▶ Material for this exercise:

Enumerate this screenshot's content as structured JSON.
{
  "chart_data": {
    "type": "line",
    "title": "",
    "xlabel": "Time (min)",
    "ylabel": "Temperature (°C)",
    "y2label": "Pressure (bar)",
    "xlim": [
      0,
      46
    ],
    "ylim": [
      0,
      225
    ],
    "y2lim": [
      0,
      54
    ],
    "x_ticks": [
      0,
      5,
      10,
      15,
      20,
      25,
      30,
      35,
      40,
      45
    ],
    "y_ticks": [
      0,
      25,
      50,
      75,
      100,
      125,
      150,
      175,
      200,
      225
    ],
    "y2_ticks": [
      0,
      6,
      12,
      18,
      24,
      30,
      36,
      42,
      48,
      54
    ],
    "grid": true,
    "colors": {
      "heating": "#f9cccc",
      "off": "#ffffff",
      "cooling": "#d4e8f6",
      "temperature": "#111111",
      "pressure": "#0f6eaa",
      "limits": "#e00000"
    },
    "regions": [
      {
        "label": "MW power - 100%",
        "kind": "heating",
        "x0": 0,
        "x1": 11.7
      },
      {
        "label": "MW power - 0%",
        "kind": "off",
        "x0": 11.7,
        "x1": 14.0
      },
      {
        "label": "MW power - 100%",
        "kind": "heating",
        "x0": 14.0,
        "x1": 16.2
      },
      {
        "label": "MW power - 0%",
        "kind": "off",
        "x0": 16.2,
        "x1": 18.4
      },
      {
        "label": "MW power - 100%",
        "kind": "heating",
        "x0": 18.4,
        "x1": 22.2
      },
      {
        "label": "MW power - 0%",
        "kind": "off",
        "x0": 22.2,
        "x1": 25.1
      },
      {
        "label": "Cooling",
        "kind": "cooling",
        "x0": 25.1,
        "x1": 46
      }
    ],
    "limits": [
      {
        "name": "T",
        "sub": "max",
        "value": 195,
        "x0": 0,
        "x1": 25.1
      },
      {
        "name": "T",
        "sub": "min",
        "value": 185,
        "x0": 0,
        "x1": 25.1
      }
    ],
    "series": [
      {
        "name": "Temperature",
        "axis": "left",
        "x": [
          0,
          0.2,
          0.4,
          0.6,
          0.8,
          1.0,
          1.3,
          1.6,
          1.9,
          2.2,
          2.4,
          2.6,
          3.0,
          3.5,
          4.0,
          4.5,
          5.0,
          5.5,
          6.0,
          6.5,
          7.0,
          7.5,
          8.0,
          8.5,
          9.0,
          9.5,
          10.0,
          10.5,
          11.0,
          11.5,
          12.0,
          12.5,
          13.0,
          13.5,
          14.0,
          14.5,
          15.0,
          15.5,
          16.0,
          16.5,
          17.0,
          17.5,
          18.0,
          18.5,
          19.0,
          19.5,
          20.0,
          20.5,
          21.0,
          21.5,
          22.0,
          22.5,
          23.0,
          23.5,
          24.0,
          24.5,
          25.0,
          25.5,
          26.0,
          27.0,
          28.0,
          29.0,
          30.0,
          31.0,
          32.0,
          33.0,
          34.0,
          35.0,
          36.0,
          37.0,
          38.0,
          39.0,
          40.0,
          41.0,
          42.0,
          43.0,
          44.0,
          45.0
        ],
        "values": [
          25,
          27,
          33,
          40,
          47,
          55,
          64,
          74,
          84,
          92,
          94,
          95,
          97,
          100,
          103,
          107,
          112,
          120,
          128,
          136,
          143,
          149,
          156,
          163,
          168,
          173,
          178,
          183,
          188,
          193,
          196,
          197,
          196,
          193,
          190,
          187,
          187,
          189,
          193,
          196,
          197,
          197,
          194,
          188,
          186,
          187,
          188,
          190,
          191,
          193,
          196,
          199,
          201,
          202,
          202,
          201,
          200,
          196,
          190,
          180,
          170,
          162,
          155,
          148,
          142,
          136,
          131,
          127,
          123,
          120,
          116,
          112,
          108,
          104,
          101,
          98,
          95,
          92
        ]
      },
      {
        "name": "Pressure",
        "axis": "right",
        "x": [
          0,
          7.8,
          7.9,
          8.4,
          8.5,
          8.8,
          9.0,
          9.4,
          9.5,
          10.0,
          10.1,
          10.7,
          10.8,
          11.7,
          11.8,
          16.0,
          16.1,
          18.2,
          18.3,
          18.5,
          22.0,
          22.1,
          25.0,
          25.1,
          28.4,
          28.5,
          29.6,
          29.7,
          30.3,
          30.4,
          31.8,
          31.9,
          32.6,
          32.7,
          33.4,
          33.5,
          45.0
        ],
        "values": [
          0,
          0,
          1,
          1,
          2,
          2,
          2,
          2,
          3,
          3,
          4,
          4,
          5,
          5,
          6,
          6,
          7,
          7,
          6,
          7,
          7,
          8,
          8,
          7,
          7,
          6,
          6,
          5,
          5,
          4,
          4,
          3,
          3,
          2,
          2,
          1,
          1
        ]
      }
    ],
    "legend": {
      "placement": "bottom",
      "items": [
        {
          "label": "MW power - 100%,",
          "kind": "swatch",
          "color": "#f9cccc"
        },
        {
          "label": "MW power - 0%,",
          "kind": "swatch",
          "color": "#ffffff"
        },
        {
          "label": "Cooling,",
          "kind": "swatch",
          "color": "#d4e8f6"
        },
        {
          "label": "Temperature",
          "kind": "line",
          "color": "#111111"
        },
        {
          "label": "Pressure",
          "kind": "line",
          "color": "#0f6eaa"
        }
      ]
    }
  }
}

▶ Written request: Every line of the records above needs to be given again exactly.

▶ Exercise result:
Enumerate this screenshot's content as structured JSON.
{
  "chart_data": {
    "type": "line",
    "title": "",
    "xlabel": "Time (min)",
    "ylabel": "Temperature (°C)",
    "y2label": "Pressure (bar)",
    "xlim": [
      0,
      46
    ],
    "ylim": [
      0,
      225
    ],
    "y2lim": [
      0,
      54
    ],
    "x_ticks": [
      0,
      5,
      10,
      15,
      20,
      25,
      30,
      35,
      40,
      45
    ],
    "y_ticks": [
      0,
      25,
      50,
      75,
      100,
      125,
      150,
      175,
      200,
      225
    ],
    "y2_ticks": [
      0,
      6,
      12,
      18,
      24,
      30,
      36,
      42,
      48,
      54
    ],
    "grid": true,
    "colors": {
      "heating": "#f9cccc",
      "off": "#ffffff",
      "cooling": "#d4e8f6",
      "temperature": "#111111",
      "pressure": "#0f6eaa",
      "limits": "#e00000"
    },
    "regions": [
      {
        "label": "MW power - 100%",
        "kind": "heating",
        "x0": 0,
        "x1": 11.7
      },
      {
        "label": "MW power - 0%",
        "kind": "off",
        "x0": 11.7,
        "x1": 14.0
      },
      {
        "label": "MW power - 100%",
        "kind": "heating",
        "x0": 14.0,
        "x1": 16.2
      },
      {
        "label": "MW power - 0%",
        "kind": "off",
        "x0": 16.2,
        "x1": 18.4
      },
      {
        "label": "MW power - 100%",
        "kind": "heating",
        "x0": 18.4,
        "x1": 22.2
      },
      {
        "label": "MW power - 0%",
        "kind": "off",
        "x0": 22.2,
        "x1": 25.1
      },
      {
        "label": "Cooling",
        "kind": "cooling",
        "x0": 25.1,
        "x1": 46
      }
    ],
    "limits": [
      {
        "name": "T",
        "sub": "max",
        "value": 195,
        "x0": 0,
        "x1": 25.1
      },
      {
        "name": "T",
        "sub": "min",
        "value": 185,
        "x0": 0,
        "x1": 25.1
      }
    ],
    "series": [
      {
        "name": "Temperature",
        "axis": "left",
        "x": [
          0,
          0.2,
          0.4,
          0.6,
          0.8,
          1.0,
          1.3,
          1.6,
          1.9,
          2.2,
          2.4,
          2.6,
          3.0,
          3.5,
          4.0,
          4.5,
          5.0,
          5.5,
          6.0,
          6.5,
          7.0,
          7.5,
          8.0,
          8.5,
          9.0,
          9.5,
          10.0,
          10.5,
          11.0,
          11.5,
          12.0,
          12.5,
          13.0,
          13.5,
          14.0,
          14.5,
          15.0,
          15.5,
          16.0,
          16.5,
          17.0,
          17.5,
          18.0,
          18.5,
          19.0,
          19.5,
          20.0,
          20.5,
          21.0,
          21.5,
          22.0,
          22.5,
          23.0,
          23.5,
          24.0,
          24.5,
          25.0,
          25.5,
          26.0,
          27.0,
          28.0,
          29.0,
          30.0,
          31.0,
          32.0,
          33.0,
          34.0,
          35.0,
          36.0,
          37.0,
          38.0,
          39.0,
          40.0,
          41.0,
          42.0,
          43.0,
          44.0,
          45.0
        ],
        "values": [
          25,
          27,
          33,
          40,
          47,
          55,
          64,
          74,
          84,
          92,
          94,
          95,
          97,
          100,
          103,
          107,
          112,
          120,
          128,
          136,
          143,
          149,
          156,
          163,
          168,
          173,
          178,
          183,
          188,
          193,
          196,
          197,
          196,
          193,
          190,
          187,
          187,
          189,
          193,
          196,
          197,
          197,
          194,
          188,
          186,
          187,
          188,
          190,
          191,
          193,
          196,
          199,
          201,
          202,
          202,
          201,
          200,
          196,
          190,
          180,
          170,
          162,
          155,
          148,
          142,
          136,
          131,
          127,
          123,
          120,
          116,
          112,
          108,
          104,
          101,
          98,
          95,
          92
        ]
      },
      {
        "name": "Pressure",
        "axis": "right",
        "x": [
          0,
          7.8,
          7.9,
          8.4,
          8.5,
          8.8,
          9.0,
          9.4,
          9.5,
          10.0,
          10.1,
          10.7,
          10.8,
          11.7,
          11.8,
          16.0,
          16.1,
          18.2,
          18.3,
          18.5,
          22.0,
          22.1,
          25.0,
          25.1,
          28.4,
          28.5,
          29.6,
          29.7,
          30.3,
          30.4,
          31.8,
          31.9,
          32.6,
          32.7,
          33.4,
          33.5,
          45.0
        ],
        "values": [
          0,
          0,
          1,
          1,
          2,
          2,
          2,
          2,
          3,
          3,
          4,
          4,
          5,
          5,
          6,
          6,
          7,
          7,
          6,
          7,
          7,
          8,
          8,
          7,
          7,
          6,
          6,
          5,
          5,
          4,
          4,
          3,
          3,
          2,
          2,
          1,
          1
        ]
      }
    ],
    "legend": {
      "placement": "bottom",
      "items": [
        {
          "label": "MW power - 100%,",
          "kind": "swatch",
          "color": "#f9cccc"
        },
        {
          "label": "MW power - 0%,",
          "kind": "swatch",
          "color": "#ffffff"
        },
        {
          "label": "Cooling,",
          "kind": "swatch",
          "color": "#d4e8f6"
        },
        {
          "label": "Temperature",
          "kind": "line",
          "color": "#111111"
        },
        {
          "label": "Pressure",
          "kind": "line",
          "color": "#0f6eaa"
        }
      ]
    }
  }
}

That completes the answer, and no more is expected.